> [Exercise input]:
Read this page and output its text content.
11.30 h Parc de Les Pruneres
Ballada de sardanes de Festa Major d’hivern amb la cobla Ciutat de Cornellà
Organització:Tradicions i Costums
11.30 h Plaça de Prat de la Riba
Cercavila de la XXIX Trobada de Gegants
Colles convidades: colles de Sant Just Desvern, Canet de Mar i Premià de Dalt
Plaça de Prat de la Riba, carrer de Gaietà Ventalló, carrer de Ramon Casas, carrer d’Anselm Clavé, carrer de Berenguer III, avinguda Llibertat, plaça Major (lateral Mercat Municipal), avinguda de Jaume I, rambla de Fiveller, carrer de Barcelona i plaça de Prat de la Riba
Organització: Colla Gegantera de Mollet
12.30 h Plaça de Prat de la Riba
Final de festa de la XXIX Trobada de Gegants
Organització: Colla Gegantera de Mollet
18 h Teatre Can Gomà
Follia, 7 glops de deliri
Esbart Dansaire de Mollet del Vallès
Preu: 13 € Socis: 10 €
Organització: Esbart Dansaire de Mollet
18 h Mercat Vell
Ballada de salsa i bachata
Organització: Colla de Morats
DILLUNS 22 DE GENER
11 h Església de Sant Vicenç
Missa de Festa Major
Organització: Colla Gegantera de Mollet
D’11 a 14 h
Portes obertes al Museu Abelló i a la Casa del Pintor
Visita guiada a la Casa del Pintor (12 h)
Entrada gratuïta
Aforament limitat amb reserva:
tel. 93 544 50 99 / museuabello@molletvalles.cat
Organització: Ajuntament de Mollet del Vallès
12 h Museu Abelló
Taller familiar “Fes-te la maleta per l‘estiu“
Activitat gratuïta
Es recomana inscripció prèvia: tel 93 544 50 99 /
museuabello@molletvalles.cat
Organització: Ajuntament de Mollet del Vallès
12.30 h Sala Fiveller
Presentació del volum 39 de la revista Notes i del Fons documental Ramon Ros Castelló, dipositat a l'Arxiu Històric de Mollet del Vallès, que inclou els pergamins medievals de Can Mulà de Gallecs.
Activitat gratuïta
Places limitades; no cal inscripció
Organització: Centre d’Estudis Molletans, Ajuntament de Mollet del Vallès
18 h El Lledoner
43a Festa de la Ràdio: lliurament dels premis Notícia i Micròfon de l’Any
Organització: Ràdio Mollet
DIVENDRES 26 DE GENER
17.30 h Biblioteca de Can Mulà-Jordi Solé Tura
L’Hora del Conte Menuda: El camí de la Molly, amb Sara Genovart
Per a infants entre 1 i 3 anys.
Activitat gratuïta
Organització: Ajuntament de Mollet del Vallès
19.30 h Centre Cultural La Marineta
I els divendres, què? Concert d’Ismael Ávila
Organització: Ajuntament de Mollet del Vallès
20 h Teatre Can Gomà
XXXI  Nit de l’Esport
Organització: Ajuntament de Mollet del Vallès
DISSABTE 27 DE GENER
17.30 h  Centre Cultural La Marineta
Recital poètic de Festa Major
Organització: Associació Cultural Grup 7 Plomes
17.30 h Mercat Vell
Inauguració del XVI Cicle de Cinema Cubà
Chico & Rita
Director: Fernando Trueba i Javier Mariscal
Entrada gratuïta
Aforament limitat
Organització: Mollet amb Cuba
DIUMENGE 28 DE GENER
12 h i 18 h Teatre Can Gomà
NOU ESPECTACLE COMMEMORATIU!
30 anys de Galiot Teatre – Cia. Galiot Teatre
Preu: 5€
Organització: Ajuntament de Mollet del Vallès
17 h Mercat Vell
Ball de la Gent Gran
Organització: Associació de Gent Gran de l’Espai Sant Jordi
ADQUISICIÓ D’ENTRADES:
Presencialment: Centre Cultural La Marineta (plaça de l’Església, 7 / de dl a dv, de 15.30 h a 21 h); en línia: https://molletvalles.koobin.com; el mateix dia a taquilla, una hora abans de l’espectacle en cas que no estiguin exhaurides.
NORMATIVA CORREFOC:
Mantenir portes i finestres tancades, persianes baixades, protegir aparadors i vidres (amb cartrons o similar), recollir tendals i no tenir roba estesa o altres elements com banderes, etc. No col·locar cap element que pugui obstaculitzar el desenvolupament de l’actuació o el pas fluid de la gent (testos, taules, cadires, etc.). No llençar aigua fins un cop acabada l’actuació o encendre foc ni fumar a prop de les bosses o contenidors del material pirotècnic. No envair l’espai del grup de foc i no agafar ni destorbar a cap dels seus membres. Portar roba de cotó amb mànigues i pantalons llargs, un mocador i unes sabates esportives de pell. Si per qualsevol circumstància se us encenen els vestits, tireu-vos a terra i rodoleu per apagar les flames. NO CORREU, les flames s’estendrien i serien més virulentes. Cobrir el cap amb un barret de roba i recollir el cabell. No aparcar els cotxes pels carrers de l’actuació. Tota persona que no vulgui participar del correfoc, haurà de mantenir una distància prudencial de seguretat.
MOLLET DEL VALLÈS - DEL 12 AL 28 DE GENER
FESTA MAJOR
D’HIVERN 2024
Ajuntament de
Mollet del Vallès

> [Aim of the task]: Find the lines that include the string "molletvalles", then copy each of them.

> [Exercise output]:
tel. 93 544 50 99 / museuabello@molletvalles.cat
museuabello@molletvalles.cat
Presencialment: Centre Cultural La Marineta (plaça de l’Església, 7 / de dl a dv, de 15.30 h a 21 h); en línia: https://molletvalles.koobin.com; el mateix dia a taquilla, una hora abans de l’espectacle en cas que no estiguin exhaurides.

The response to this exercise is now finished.